DATA TO PROCESS:

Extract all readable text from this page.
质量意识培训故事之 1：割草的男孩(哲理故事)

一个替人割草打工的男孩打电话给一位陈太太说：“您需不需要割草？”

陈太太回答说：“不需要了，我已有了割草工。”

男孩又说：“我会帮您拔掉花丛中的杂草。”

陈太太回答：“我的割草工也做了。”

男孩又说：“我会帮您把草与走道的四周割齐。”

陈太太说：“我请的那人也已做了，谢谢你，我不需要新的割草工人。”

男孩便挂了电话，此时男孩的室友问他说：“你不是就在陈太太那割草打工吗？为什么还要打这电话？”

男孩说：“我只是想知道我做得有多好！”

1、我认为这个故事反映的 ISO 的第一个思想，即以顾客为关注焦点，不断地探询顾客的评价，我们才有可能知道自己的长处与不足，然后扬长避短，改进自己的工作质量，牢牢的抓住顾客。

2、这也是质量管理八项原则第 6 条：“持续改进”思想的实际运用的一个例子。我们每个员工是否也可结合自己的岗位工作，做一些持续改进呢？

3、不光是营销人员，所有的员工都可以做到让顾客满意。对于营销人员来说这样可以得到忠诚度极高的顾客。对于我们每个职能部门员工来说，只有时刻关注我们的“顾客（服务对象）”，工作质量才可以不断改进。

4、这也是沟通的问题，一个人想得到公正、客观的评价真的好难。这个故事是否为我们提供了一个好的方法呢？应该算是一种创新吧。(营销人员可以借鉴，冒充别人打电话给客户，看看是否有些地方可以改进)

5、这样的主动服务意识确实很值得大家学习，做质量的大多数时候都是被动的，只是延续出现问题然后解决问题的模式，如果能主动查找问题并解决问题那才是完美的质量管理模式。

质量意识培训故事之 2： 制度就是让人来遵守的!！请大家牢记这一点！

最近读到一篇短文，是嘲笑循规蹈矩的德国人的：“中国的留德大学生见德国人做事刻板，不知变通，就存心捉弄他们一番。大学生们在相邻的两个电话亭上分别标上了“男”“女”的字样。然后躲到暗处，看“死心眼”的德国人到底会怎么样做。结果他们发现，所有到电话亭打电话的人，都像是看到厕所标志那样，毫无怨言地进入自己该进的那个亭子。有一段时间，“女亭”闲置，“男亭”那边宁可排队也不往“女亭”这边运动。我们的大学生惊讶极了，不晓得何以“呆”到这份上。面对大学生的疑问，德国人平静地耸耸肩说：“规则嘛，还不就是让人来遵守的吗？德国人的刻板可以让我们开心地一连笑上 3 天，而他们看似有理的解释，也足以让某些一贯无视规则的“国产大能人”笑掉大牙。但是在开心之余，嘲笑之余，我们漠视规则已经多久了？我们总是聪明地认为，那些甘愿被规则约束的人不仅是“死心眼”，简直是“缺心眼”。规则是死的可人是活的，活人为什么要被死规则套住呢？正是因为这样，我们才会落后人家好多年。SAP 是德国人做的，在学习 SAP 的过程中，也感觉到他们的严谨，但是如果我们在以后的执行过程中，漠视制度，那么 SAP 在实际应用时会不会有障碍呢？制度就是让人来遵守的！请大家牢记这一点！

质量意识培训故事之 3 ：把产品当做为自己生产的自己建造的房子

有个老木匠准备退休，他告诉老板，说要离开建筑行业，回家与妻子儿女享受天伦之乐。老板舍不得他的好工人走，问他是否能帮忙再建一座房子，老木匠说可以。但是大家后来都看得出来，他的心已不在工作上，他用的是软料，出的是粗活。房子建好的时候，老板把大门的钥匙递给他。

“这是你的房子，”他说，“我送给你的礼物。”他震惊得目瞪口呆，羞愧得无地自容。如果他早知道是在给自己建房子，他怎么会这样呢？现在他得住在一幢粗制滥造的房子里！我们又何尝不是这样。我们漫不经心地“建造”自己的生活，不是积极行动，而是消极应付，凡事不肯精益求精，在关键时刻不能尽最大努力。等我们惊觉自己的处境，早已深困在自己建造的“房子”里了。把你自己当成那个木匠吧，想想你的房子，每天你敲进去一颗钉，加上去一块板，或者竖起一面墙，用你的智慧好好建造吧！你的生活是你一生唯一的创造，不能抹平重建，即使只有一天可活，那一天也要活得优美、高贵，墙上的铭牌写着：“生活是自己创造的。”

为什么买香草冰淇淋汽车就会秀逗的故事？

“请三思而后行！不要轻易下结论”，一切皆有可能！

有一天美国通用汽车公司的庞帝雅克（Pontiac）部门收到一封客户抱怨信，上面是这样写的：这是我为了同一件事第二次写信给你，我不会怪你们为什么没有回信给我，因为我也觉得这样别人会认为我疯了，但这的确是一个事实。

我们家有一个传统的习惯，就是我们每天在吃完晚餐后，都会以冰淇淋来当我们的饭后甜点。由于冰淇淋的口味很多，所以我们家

EXERCISE TASK: Repeat each entry word for word.

SOLUTION TO THE EXERCISE:
Extract all readable text from this page.
质量意识培训故事之 1：割草的男孩(哲理故事)

一个替人割草打工的男孩打电话给一位陈太太说：“您需不需要割草？”

陈太太回答说：“不需要了，我已有了割草工。”

男孩又说：“我会帮您拔掉花丛中的杂草。”

陈太太回答：“我的割草工也做了。”

男孩又说：“我会帮您把草与走道的四周割齐。”

陈太太说：“我请的那人也已做了，谢谢你，我不需要新的割草工人。”

男孩便挂了电话，此时男孩的室友问他说：“你不是就在陈太太那割草打工吗？为什么还要打这电话？”

男孩说：“我只是想知道我做得有多好！”

1、我认为这个故事反映的 ISO 的第一个思想，即以顾客为关注焦点，不断地探询顾客的评价，我们才有可能知道自己的长处与不足，然后扬长避短，改进自己的工作质量，牢牢的抓住顾客。

2、这也是质量管理八项原则第 6 条：“持续改进”思想的实际运用的一个例子。我们每个员工是否也可结合自己的岗位工作，做一些持续改进呢？

3、不光是营销人员，所有的员工都可以做到让顾客满意。对于营销人员来说这样可以得到忠诚度极高的顾客。对于我们每个职能部门员工来说，只有时刻关注我们的“顾客（服务对象）”，工作质量才可以不断改进。

4、这也是沟通的问题，一个人想得到公正、客观的评价真的好难。这个故事是否为我们提供了一个好的方法呢？应该算是一种创新吧。(营销人员可以借鉴，冒充别人打电话给客户，看看是否有些地方可以改进)

5、这样的主动服务意识确实很值得大家学习，做质量的大多数时候都是被动的，只是延续出现问题然后解决问题的模式，如果能主动查找问题并解决问题那才是完美的质量管理模式。

质量意识培训故事之 2： 制度就是让人来遵守的!！请大家牢记这一点！

最近读到一篇短文，是嘲笑循规蹈矩的德国人的：“中国的留德大学生见德国人做事刻板，不知变通，就存心捉弄他们一番。大学生们在相邻的两个电话亭上分别标上了“男”“女”的字样。然后躲到暗处，看“死心眼”的德国人到底会怎么样做。结果他们发现，所有到电话亭打电话的人，都像是看到厕所标志那样，毫无怨言地进入自己该进的那个亭子。有一段时间，“女亭”闲置，“男亭”那边宁可排队也不往“女亭”这边运动。我们的大学生惊讶极了，不晓得何以“呆”到这份上。面对大学生的疑问，德国人平静地耸耸肩说：“规则嘛，还不就是让人来遵守的吗？德国人的刻板可以让我们开心地一连笑上 3 天，而他们看似有理的解释，也足以让某些一贯无视规则的“国产大能人”笑掉大牙。但是在开心之余，嘲笑之余，我们漠视规则已经多久了？我们总是聪明地认为，那些甘愿被规则约束的人不仅是“死心眼”，简直是“缺心眼”。规则是死的可人是活的，活人为什么要被死规则套住呢？正是因为这样，我们才会落后人家好多年。SAP 是德国人做的，在学习 SAP 的过程中，也感觉到他们的严谨，但是如果我们在以后的执行过程中，漠视制度，那么 SAP 在实际应用时会不会有障碍呢？制度就是让人来遵守的！请大家牢记这一点！

质量意识培训故事之 3 ：把产品当做为自己生产的自己建造的房子

有个老木匠准备退休，他告诉老板，说要离开建筑行业，回家与妻子儿女享受天伦之乐。老板舍不得他的好工人走，问他是否能帮忙再建一座房子，老木匠说可以。但是大家后来都看得出来，他的心已不在工作上，他用的是软料，出的是粗活。房子建好的时候，老板把大门的钥匙递给他。

“这是你的房子，”他说，“我送给你的礼物。”他震惊得目瞪口呆，羞愧得无地自容。如果他早知道是在给自己建房子，他怎么会这样呢？现在他得住在一幢粗制滥造的房子里！我们又何尝不是这样。我们漫不经心地“建造”自己的生活，不是积极行动，而是消极应付，凡事不肯精益求精，在关键时刻不能尽最大努力。等我们惊觉自己的处境，早已深困在自己建造的“房子”里了。把你自己当成那个木匠吧，想想你的房子，每天你敲进去一颗钉，加上去一块板，或者竖起一面墙，用你的智慧好好建造吧！你的生活是你一生唯一的创造，不能抹平重建，即使只有一天可活，那一天也要活得优美、高贵，墙上的铭牌写着：“生活是自己创造的。”

为什么买香草冰淇淋汽车就会秀逗的故事？

“请三思而后行！不要轻易下结论”，一切皆有可能！

有一天美国通用汽车公司的庞帝雅克（Pontiac）部门收到一封客户抱怨信，上面是这样写的：这是我为了同一件事第二次写信给你，我不会怪你们为什么没有回信给我，因为我也觉得这样别人会认为我疯了，但这的确是一个事实。

我们家有一个传统的习惯，就是我们每天在吃完晚餐后，都会以冰淇淋来当我们的饭后甜点。由于冰淇淋的口味很多，所以我们家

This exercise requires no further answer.